Java


28
Sep 05

Using Jena in an Application Server

I’ve been lurking on the jena-dev mailing list for a while now, and I’m constantly impressed with the level of patience displayed by the jena team at handling repeated questions and queries. This is despite the comprehensive documentation which covers all aspects of the toolkit.
Often these queries stray outside the realm of RDF and Jena into basic questions such as “how do I write a JSP or a web application”. Makes me wonder if there’s been a sudden increase in the number of undergraduate semantic web projects. Anyway one question I’ve seen quite often recently is “How do I use Jena within an Application Server?”
Here are some notes and pointers that may help answer that particular question. I don’t have time for a complete tutorial, but hopefully the following pointers may be sufficient to get your oriented.

The Database

I’ll assume that you’re going to be working with data held in a relational database. In Jena terminology this is known as a “persistent model”.
The Jena team have created a HOWTO on using persistent models. See that page for detailed database configuration options and pointers to database specific documentation.

--- BRIEF 1 ---
Can you convert the part of the listing that opens with the line containing "889, 115, 909]" and closes with the line containing "1407, 1520, 1427]" into a numbered list, skipping blank lines?
The listing has no connection to the Jena post.

--- SUPPLIED MATERIAL ---
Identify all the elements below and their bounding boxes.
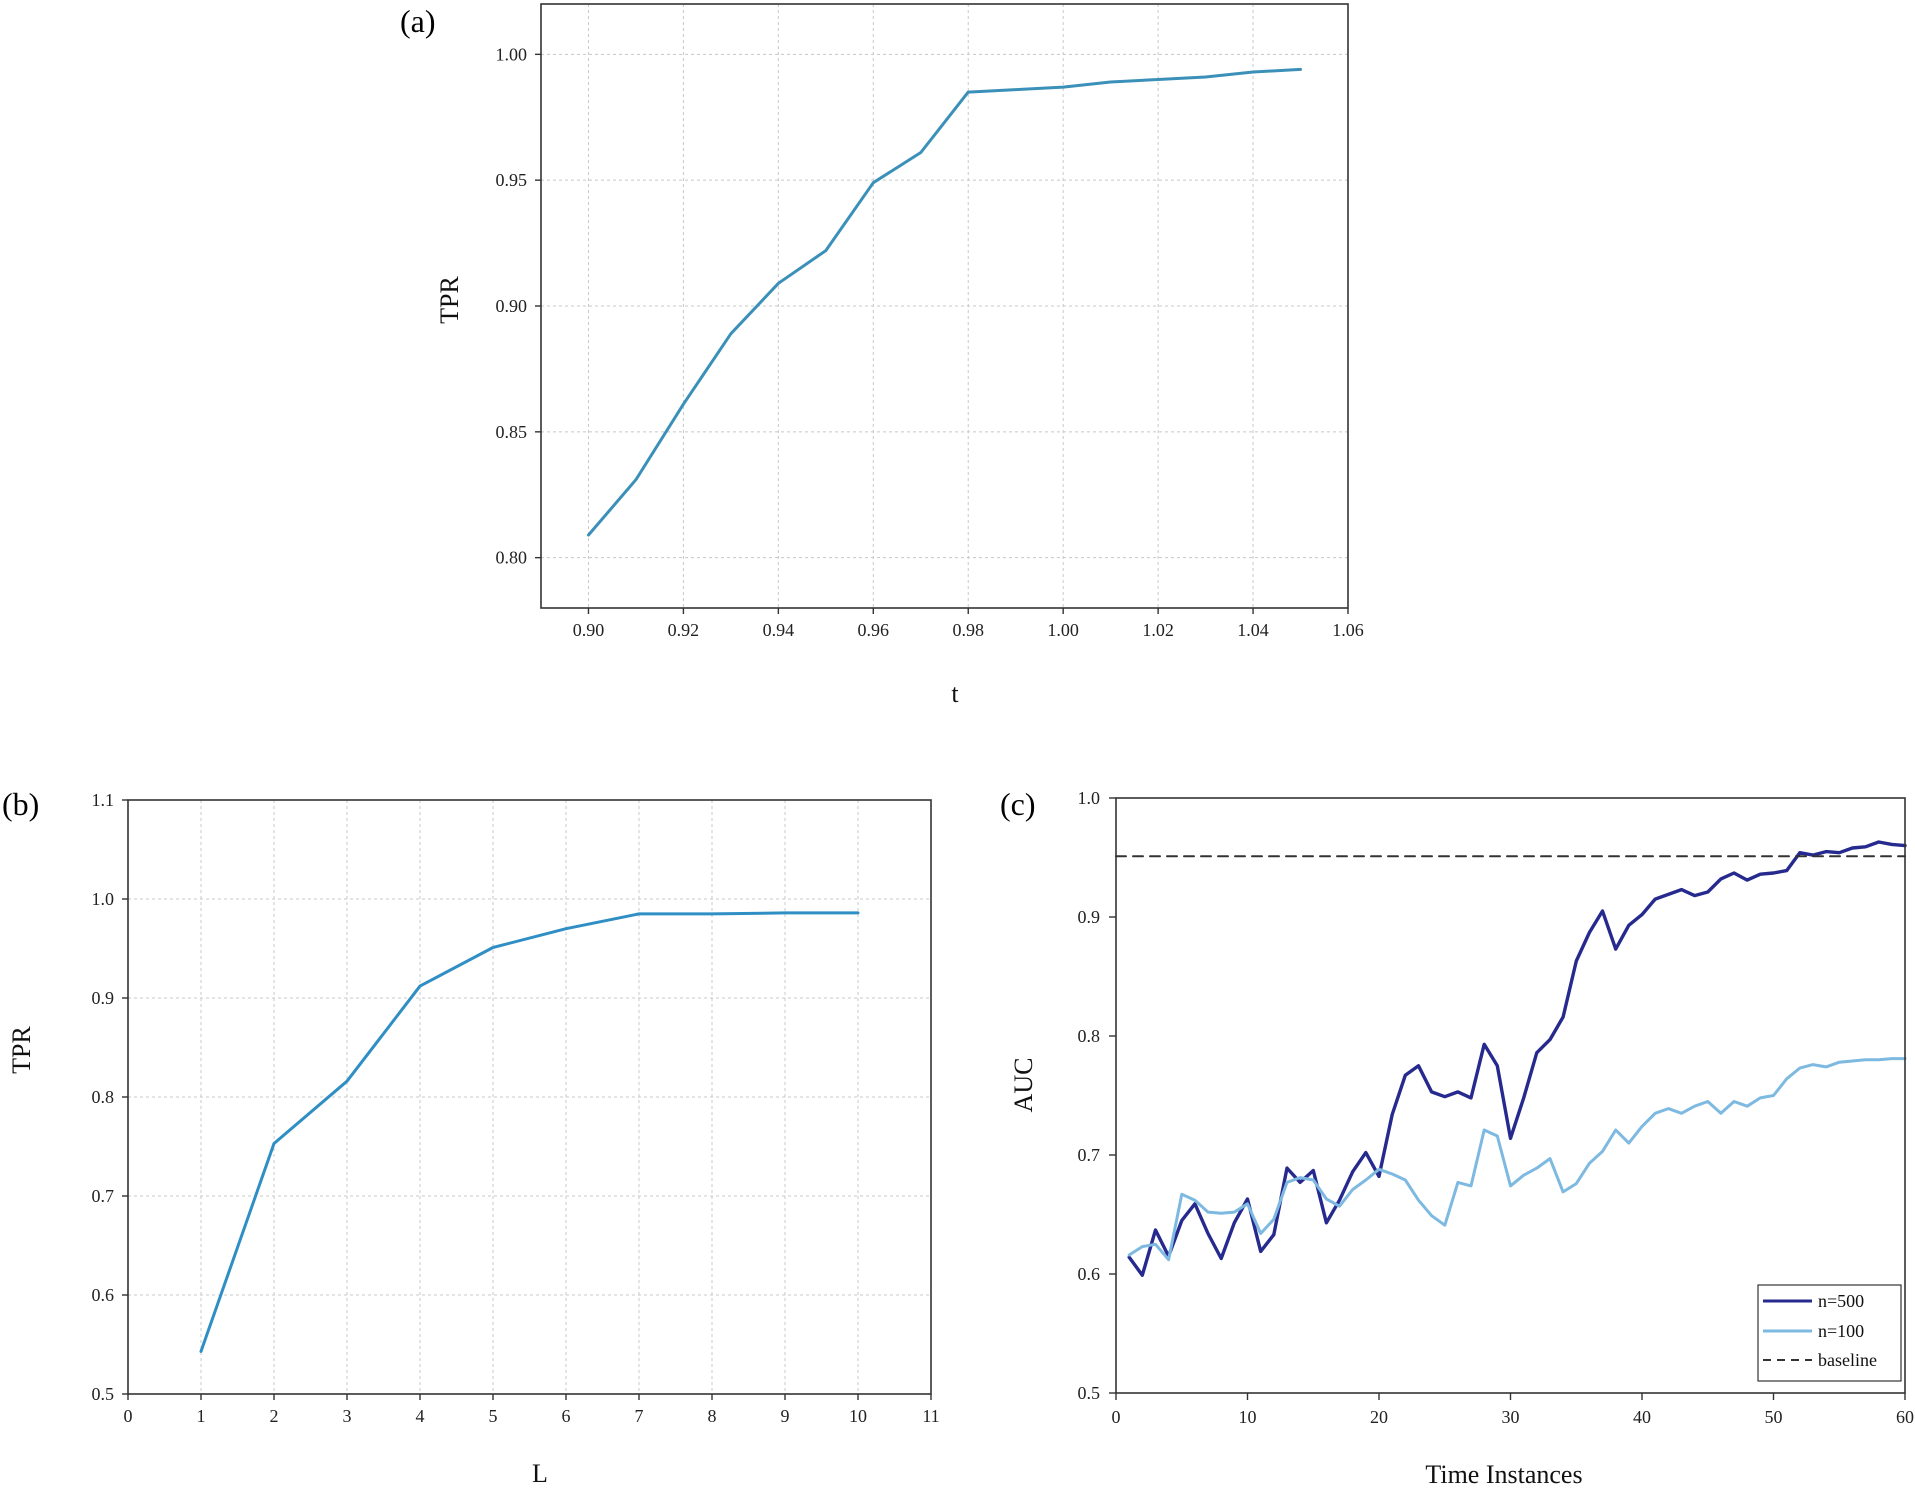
panel-b-y-tick-label: 1.0	[92, 889, 115, 909]
panel-a-x-axis-title: t	[951, 679, 959, 708]
panel-c: (c) 0 10 20 30 40 50 60 0.5 0.6 0.7 0.8 0.9 1.0 Tim…	[1000, 786, 1914, 1489]
panel-c-y-tick-label: 0.9	[1078, 907, 1101, 927]
panel-b-series	[199, 911, 860, 1353]
panel-b-x-tick-label: 10	[849, 1406, 867, 1426]
panel-a-y-tick-label: 0.95	[496, 170, 528, 190]
panel-b-y-ticks: 0.5 0.6 0.7 0.8 0.9 1.0 1.1	[92, 790, 128, 1404]
panel-a-x-tick-label: 0.90	[573, 620, 605, 640]
panel-a-y-tick-label: 0.85	[496, 422, 528, 442]
panel-c-y-tick-label: 0.6	[1078, 1264, 1101, 1284]
panel-c-y-tick-label: 0.7	[1078, 1145, 1101, 1165]
panel-a-x-tick-label: 0.98	[952, 620, 984, 640]
panel-c-x-tick-label: 10	[1239, 1407, 1257, 1427]
panel-c-x-tick-label: 60	[1896, 1407, 1914, 1427]
legend-label-baseline: baseline	[1818, 1350, 1877, 1370]
panel-a-x-tick-label: 1.02	[1142, 620, 1174, 640]
panel-c-y-tick-label: 0.8	[1078, 1026, 1101, 1046]
panel-a-grid	[541, 4, 1349, 608]
panel-a-x-tick-label: 0.92	[668, 620, 700, 640]
panel-b-x-tick-label: 6	[562, 1406, 571, 1426]
panel-b-y-tick-label: 0.8	[92, 1087, 115, 1107]
panel-a-y-tick-label: 1.00	[496, 44, 528, 64]
panel-c-y-tick-label: 0.5	[1078, 1383, 1101, 1403]
panel-a-y-tick-label: 0.80	[496, 548, 528, 568]
legend-label-n100: n=100	[1818, 1321, 1864, 1341]
panel-b-y-tick-label: 0.6	[92, 1285, 115, 1305]
panel-b-x-tick-label: 5	[489, 1406, 498, 1426]
panel-b-y-tick-label: 0.5	[92, 1384, 115, 1404]
panel-c-series-n100-line	[1127, 1057, 1907, 1262]
panel-b-x-tick-label: 4	[416, 1406, 425, 1426]
panel-b-x-tick-label: 11	[922, 1406, 939, 1426]
panel-b-y-tick-label: 1.1	[92, 790, 115, 810]
panel-b-series-tpr-line	[199, 911, 860, 1353]
panel-b-x-tick-label: 3	[343, 1406, 352, 1426]
panel-a-x-tick-label: 0.96	[858, 620, 890, 640]
panel-a-y-axis-title: TPR	[435, 276, 464, 324]
panel-c-y-tick-label: 1.0	[1078, 788, 1101, 808]
panel-b-x-tick-label: 7	[635, 1406, 644, 1426]
panel-b-x-tick-label: 2	[270, 1406, 279, 1426]
panel-b-y-tick-label: 0.9	[92, 988, 115, 1008]
panel-b: (b) 0 1 2 3 4 5 6 7 8 9 10 11 0.5 0.6 0.7 0.8 0.9 1.0 1.1…	[2, 786, 940, 1488]
panel-c-x-tick-label: 30	[1502, 1407, 1520, 1427]
panel-a: (a) 0.90 0.92 0.94 0.96 0.98 1.00 1.02 1.04 1.06…	[400, 3, 1364, 708]
panel-a-x-ticks: 0.90 0.92 0.94 0.96 0.98 1.00 1.02 1.04 1.06	[573, 608, 1364, 640]
panel-b-x-ticks: 0 1 2 3 4 5 6 7 8 9 10 11	[124, 1394, 940, 1426]
panel-a-series-tpr-line	[587, 67, 1302, 537]
panel-a-label: (a)	[400, 3, 436, 39]
panel-c-label: (c)	[1000, 786, 1036, 822]
panel-b-y-axis-title: TPR	[7, 1026, 36, 1074]
panel-c-x-tick-label: 20	[1370, 1407, 1388, 1427]
panel-c-series-n500-line	[1127, 840, 1907, 1277]
panel-b-y-tick-label: 0.7	[92, 1186, 115, 1206]
panel-b-x-tick-label: 9	[781, 1406, 790, 1426]
panel-c-x-axis-title: Time Instances	[1425, 1460, 1582, 1489]
panel-a-x-tick-label: 1.00	[1047, 620, 1079, 640]
panel-a-y-tick-label: 0.90	[496, 296, 528, 316]
panel-a-series	[587, 67, 1302, 537]
panel-c-x-ticks: 0 10 20 30 40 50 60	[1112, 1393, 1914, 1427]
panel-c-x-tick-label: 50	[1765, 1407, 1783, 1427]
panel-b-x-tick-label: 1	[197, 1406, 206, 1426]
panel-b-label: (b)	[2, 786, 39, 822]
panel-b-x-axis-title: L	[532, 1459, 548, 1488]
panel-c-x-tick-label: 40	[1633, 1407, 1651, 1427]
panel-a-x-tick-label: 1.04	[1237, 620, 1269, 640]
panel-b-grid	[127, 799, 932, 1395]
panel-a-x-tick-label: 1.06	[1332, 620, 1364, 640]
panel-c-x-tick-label: 0	[1112, 1407, 1121, 1427]
panel-a-y-ticks: 0.80 0.85 0.90 0.95 1.00	[496, 44, 541, 568]
panel-c-y-ticks: 0.5 0.6 0.7 0.8 0.9 1.0	[1078, 788, 1116, 1403]
panel-b-x-tick-label: 0	[124, 1406, 133, 1426]
panel-a-x-tick-label: 0.94	[763, 620, 795, 640]
panel-c-y-axis-title: AUC	[1009, 1058, 1038, 1113]
panel-c-legend: n=500 n=100 baseline	[1757, 1284, 1902, 1382]
panel-c-series	[1115, 840, 1907, 1277]
panel-b-x-tick-label: 8	[708, 1406, 717, 1426]
legend-label-n500: n=500	[1818, 1291, 1864, 1311]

--- BRIEF 2 ---
How would the paragraph in the Jena post that begins "Often these queries stray" read if condensed to two sentences?

--- PROBLEM SOLUTION 1 ---
1. panel-b-y-tick-label: 1.0	[92, 889, 115, 909]
2. panel-a-x-axis-title: t	[951, 679, 959, 708]
3. panel-c: (c) 0 10 20 30 40 50 60 0.5 0.6 0.7 0.8 0.9 1.0 Tim…	[1000, 786, 1914, 1489]
4. panel-c-y-tick-label: 0.9	[1078, 907, 1101, 927]
5. panel-b-series	[199, 911, 860, 1353]
6. panel-b-x-tick-label: 10	[849, 1406, 867, 1426]
7. panel-a-y-tick-label: 0.95	[496, 170, 528, 190]
8. panel-b-y-ticks: 0.5 0.6 0.7 0.8 0.9 1.0 1.1	[92, 790, 128, 1404]
9. panel-a-x-tick-label: 0.90	[573, 620, 605, 640]
10. panel-a-y-tick-label: 0.85	[496, 422, 528, 442]
11. panel-c-y-tick-label: 0.6	[1078, 1264, 1101, 1284]
12. panel-c-y-tick-label: 0.7	[1078, 1145, 1101, 1165]
13. panel-a-x-tick-label: 0.98	[952, 620, 984, 640]
14. panel-c-x-tick-label: 10	[1239, 1407, 1257, 1427]
15. panel-c-x-tick-label: 60	[1896, 1407, 1914, 1427]
16. legend-label-baseline: baseline	[1818, 1350, 1877, 1370]
17. panel-a-x-tick-label: 1.02	[1142, 620, 1174, 640]
18. panel-c-y-tick-label: 0.8	[1078, 1026, 1101, 1046]
19. panel-a-grid	[541, 4, 1349, 608]
20. panel-a-x-tick-label: 0.92	[668, 620, 700, 640]
21. panel-b-x-tick-label: 6	[562, 1406, 571, 1426]
22. panel-b-y-tick-label: 0.8	[92, 1087, 115, 1107]
23. panel-a-y-tick-label: 1.00	[496, 44, 528, 64]
24. panel-c-y-tick-label: 0.5	[1078, 1383, 1101, 1403]
25. panel-a-y-tick-label: 0.80	[496, 548, 528, 568]
26. legend-label-n100: n=100	[1818, 1321, 1864, 1341]
27. panel-b-y-tick-label: 0.6	[92, 1285, 115, 1305]
28. panel-b-x-tick-label: 5	[489, 1406, 498, 1426]
29. panel-b-y-tick-label: 0.5	[92, 1384, 115, 1404]
30. panel-c-series-n100-line	[1127, 1057, 1907, 1262]
31. panel-b-x-tick-label: 4	[416, 1406, 425, 1426]
32. panel-b-x-tick-label: 11	[922, 1406, 939, 1426]
33. panel-b-y-tick-label: 1.1	[92, 790, 115, 810]
34. panel-b-series-tpr-line	[199, 911, 860, 1353]
35. panel-b-x-tick-label: 3	[343, 1406, 352, 1426]
36. panel-a-x-tick-label: 0.96	[858, 620, 890, 640]
37. panel-a-y-axis-title: TPR	[435, 276, 464, 324]
38. panel-c-y-tick-label: 1.0	[1078, 788, 1101, 808]
39. panel-b-x-tick-label: 7	[635, 1406, 644, 1426]
40. panel-b-x-tick-label: 2	[270, 1406, 279, 1426]
41. panel-b-y-tick-label: 0.9	[92, 988, 115, 1008]
42. panel-b: (b) 0 1 2 3 4 5 6 7 8 9 10 11 0.5 0.6 0.7 0.8 0.9 1.0 1.1…	[2, 786, 940, 1488]
43. panel-c-x-tick-label: 30	[1502, 1407, 1520, 1427]

--- PROBLEM SOLUTION 2 ---
Many queries go beyond RDF and Jena into basics like how to write a JSP or web application, which makes the writer wonder whether undergraduate semantic web projects have suddenly increased. One question asked often lately is how to use Jena within an Application Server.